» Dataset extract:
• • •
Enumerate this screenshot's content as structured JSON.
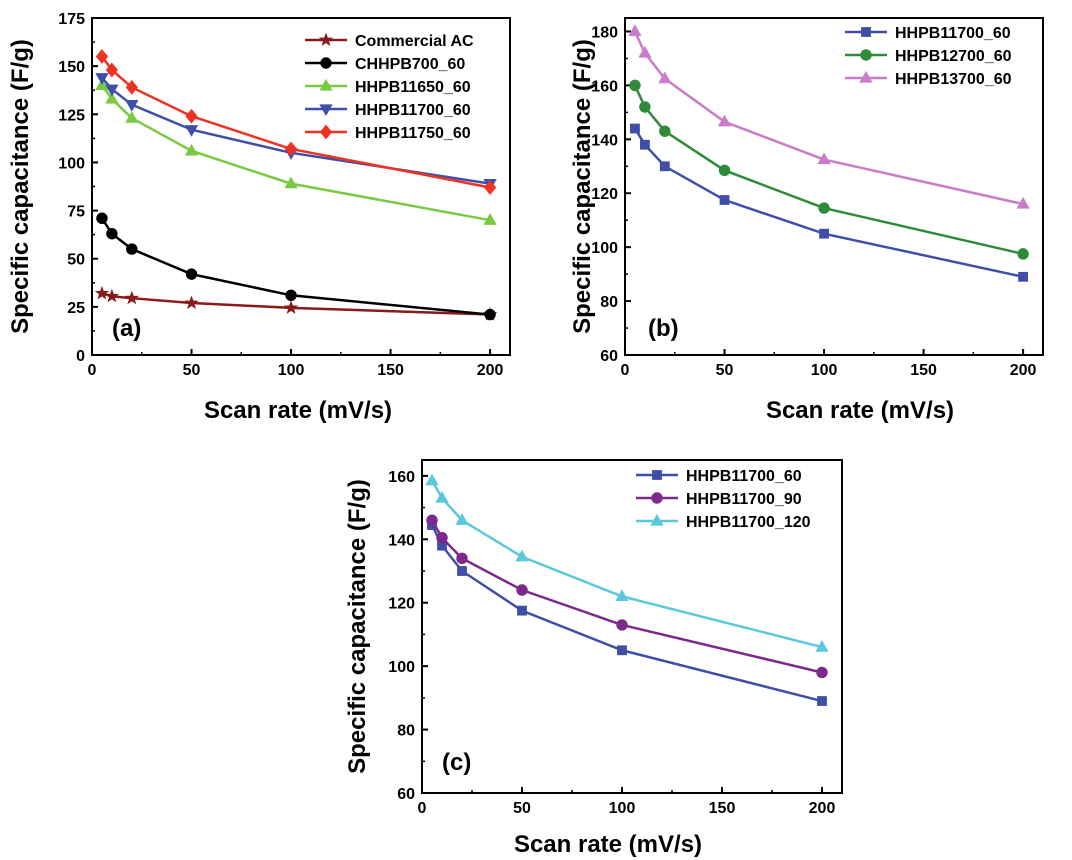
{
  "chart_data": [
    {
      "id": "a",
      "type": "line",
      "panel_label": "(a)",
      "title": "",
      "xlabel": "Scan rate (mV/s)",
      "ylabel": "Specific capacitance (F/g)",
      "xlim": [
        0,
        210
      ],
      "ylim": [
        0,
        175
      ],
      "xticks": [
        0,
        50,
        100,
        150,
        200
      ],
      "yticks": [
        0,
        25,
        50,
        75,
        100,
        125,
        150,
        175
      ],
      "grid": false,
      "legend_position": "top-right",
      "x": [
        5,
        10,
        20,
        50,
        100,
        200
      ],
      "series": [
        {
          "name": "Commercial AC",
          "color": "#8b1a1a",
          "marker": "star",
          "values": [
            32,
            30.5,
            29.5,
            27,
            24.5,
            21
          ]
        },
        {
          "name": "CHHPB700_60",
          "color": "#000000",
          "marker": "circle",
          "values": [
            71,
            63,
            55,
            42,
            31,
            21
          ]
        },
        {
          "name": "HHPB11650_60",
          "color": "#7ac943",
          "marker": "triangle-up",
          "values": [
            140,
            133,
            123,
            106,
            89,
            70
          ]
        },
        {
          "name": "HHPB11700_60",
          "color": "#3f4fa8",
          "marker": "triangle-down",
          "values": [
            144,
            138,
            130,
            117,
            105,
            89
          ]
        },
        {
          "name": "HHPB11750_60",
          "color": "#ee3224",
          "marker": "diamond",
          "values": [
            155,
            148,
            139,
            124,
            107,
            87
          ]
        }
      ]
    },
    {
      "id": "b",
      "type": "line",
      "panel_label": "(b)",
      "title": "",
      "xlabel": "Scan rate (mV/s)",
      "ylabel": "Specific capacitance (F/g)",
      "xlim": [
        0,
        210
      ],
      "ylim": [
        60,
        185
      ],
      "xticks": [
        0,
        50,
        100,
        150,
        200
      ],
      "yticks": [
        60,
        80,
        100,
        120,
        140,
        160,
        180
      ],
      "grid": false,
      "legend_position": "top-right",
      "x": [
        5,
        10,
        20,
        50,
        100,
        200
      ],
      "series": [
        {
          "name": "HHPB11700_60",
          "color": "#3f4fa8",
          "marker": "square",
          "values": [
            144,
            138,
            130,
            117.5,
            105,
            89
          ]
        },
        {
          "name": "HHPB12700_60",
          "color": "#2e8b3a",
          "marker": "circle",
          "values": [
            160,
            152,
            143,
            128.5,
            114.5,
            97.5
          ]
        },
        {
          "name": "HHPB13700_60",
          "color": "#c77dc7",
          "marker": "triangle-up",
          "values": [
            180,
            172,
            162.5,
            146.5,
            132.5,
            116
          ]
        }
      ]
    },
    {
      "id": "c",
      "type": "line",
      "panel_label": "(c)",
      "title": "",
      "xlabel": "Scan rate (mV/s)",
      "ylabel": "Specific capacitance (F/g)",
      "xlim": [
        0,
        210
      ],
      "ylim": [
        60,
        165
      ],
      "xticks": [
        0,
        50,
        100,
        150,
        200
      ],
      "yticks": [
        60,
        80,
        100,
        120,
        140,
        160
      ],
      "grid": false,
      "legend_position": "top-right",
      "x": [
        5,
        10,
        20,
        50,
        100,
        200
      ],
      "series": [
        {
          "name": "HHPB11700_60",
          "color": "#3f4fa8",
          "marker": "square",
          "values": [
            144.5,
            138,
            130,
            117.5,
            105,
            89
          ]
        },
        {
          "name": "HHPB11700_90",
          "color": "#7b2a8c",
          "marker": "circle",
          "values": [
            146,
            140.5,
            134,
            124,
            113,
            98
          ]
        },
        {
          "name": "HHPB11700_120",
          "color": "#5bc8dc",
          "marker": "triangle-up",
          "values": [
            158.5,
            153,
            146,
            134.5,
            122,
            106
          ]
        }
      ]
    }
  ]
}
• • •
» Aim of the task: Each entry should be repeated exactly as it appears; the pictures stay out.

» Answer to the task:
Enumerate this screenshot's content as structured JSON.
{
  "chart_data": [
    {
      "id": "a",
      "type": "line",
      "panel_label": "(a)",
      "title": "",
      "xlabel": "Scan rate (mV/s)",
      "ylabel": "Specific capacitance (F/g)",
      "xlim": [
        0,
        210
      ],
      "ylim": [
        0,
        175
      ],
      "xticks": [
        0,
        50,
        100,
        150,
        200
      ],
      "yticks": [
        0,
        25,
        50,
        75,
        100,
        125,
        150,
        175
      ],
      "grid": false,
      "legend_position": "top-right",
      "x": [
        5,
        10,
        20,
        50,
        100,
        200
      ],
      "series": [
        {
          "name": "Commercial AC",
          "color": "#8b1a1a",
          "marker": "star",
          "values": [
            32,
            30.5,
            29.5,
            27,
            24.5,
            21
          ]
        },
        {
          "name": "CHHPB700_60",
          "color": "#000000",
          "marker": "circle",
          "values": [
            71,
            63,
            55,
            42,
            31,
            21
          ]
        },
        {
          "name": "HHPB11650_60",
          "color": "#7ac943",
          "marker": "triangle-up",
          "values": [
            140,
            133,
            123,
            106,
            89,
            70
          ]
        },
        {
          "name": "HHPB11700_60",
          "color": "#3f4fa8",
          "marker": "triangle-down",
          "values": [
            144,
            138,
            130,
            117,
            105,
            89
          ]
        },
        {
          "name": "HHPB11750_60",
          "color": "#ee3224",
          "marker": "diamond",
          "values": [
            155,
            148,
            139,
            124,
            107,
            87
          ]
        }
      ]
    },
    {
      "id": "b",
      "type": "line",
      "panel_label": "(b)",
      "title": "",
      "xlabel": "Scan rate (mV/s)",
      "ylabel": "Specific capacitance (F/g)",
      "xlim": [
        0,
        210
      ],
      "ylim": [
        60,
        185
      ],
      "xticks": [
        0,
        50,
        100,
        150,
        200
      ],
      "yticks": [
        60,
        80,
        100,
        120,
        140,
        160,
        180
      ],
      "grid": false,
      "legend_position": "top-right",
      "x": [
        5,
        10,
        20,
        50,
        100,
        200
      ],
      "series": [
        {
          "name": "HHPB11700_60",
          "color": "#3f4fa8",
          "marker": "square",
          "values": [
            144,
            138,
            130,
            117.5,
            105,
            89
          ]
        },
        {
          "name": "HHPB12700_60",
          "color": "#2e8b3a",
          "marker": "circle",
          "values": [
            160,
            152,
            143,
            128.5,
            114.5,
            97.5
          ]
        },
        {
          "name": "HHPB13700_60",
          "color": "#c77dc7",
          "marker": "triangle-up",
          "values": [
            180,
            172,
            162.5,
            146.5,
            132.5,
            116
          ]
        }
      ]
    },
    {
      "id": "c",
      "type": "line",
      "panel_label": "(c)",
      "title": "",
      "xlabel": "Scan rate (mV/s)",
      "ylabel": "Specific capacitance (F/g)",
      "xlim": [
        0,
        210
      ],
      "ylim": [
        60,
        165
      ],
      "xticks": [
        0,
        50,
        100,
        150,
        200
      ],
      "yticks": [
        60,
        80,
        100,
        120,
        140,
        160
      ],
      "grid": false,
      "legend_position": "top-right",
      "x": [
        5,
        10,
        20,
        50,
        100,
        200
      ],
      "series": [
        {
          "name": "HHPB11700_60",
          "color": "#3f4fa8",
          "marker": "square",
          "values": [
            144.5,
            138,
            130,
            117.5,
            105,
            89
          ]
        },
        {
          "name": "HHPB11700_90",
          "color": "#7b2a8c",
          "marker": "circle",
          "values": [
            146,
            140.5,
            134,
            124,
            113,
            98
          ]
        },
        {
          "name": "HHPB11700_120",
          "color": "#5bc8dc",
          "marker": "triangle-up",
          "values": [
            158.5,
            153,
            146,
            134.5,
            122,
            106
          ]
        }
      ]
    }
  ]
}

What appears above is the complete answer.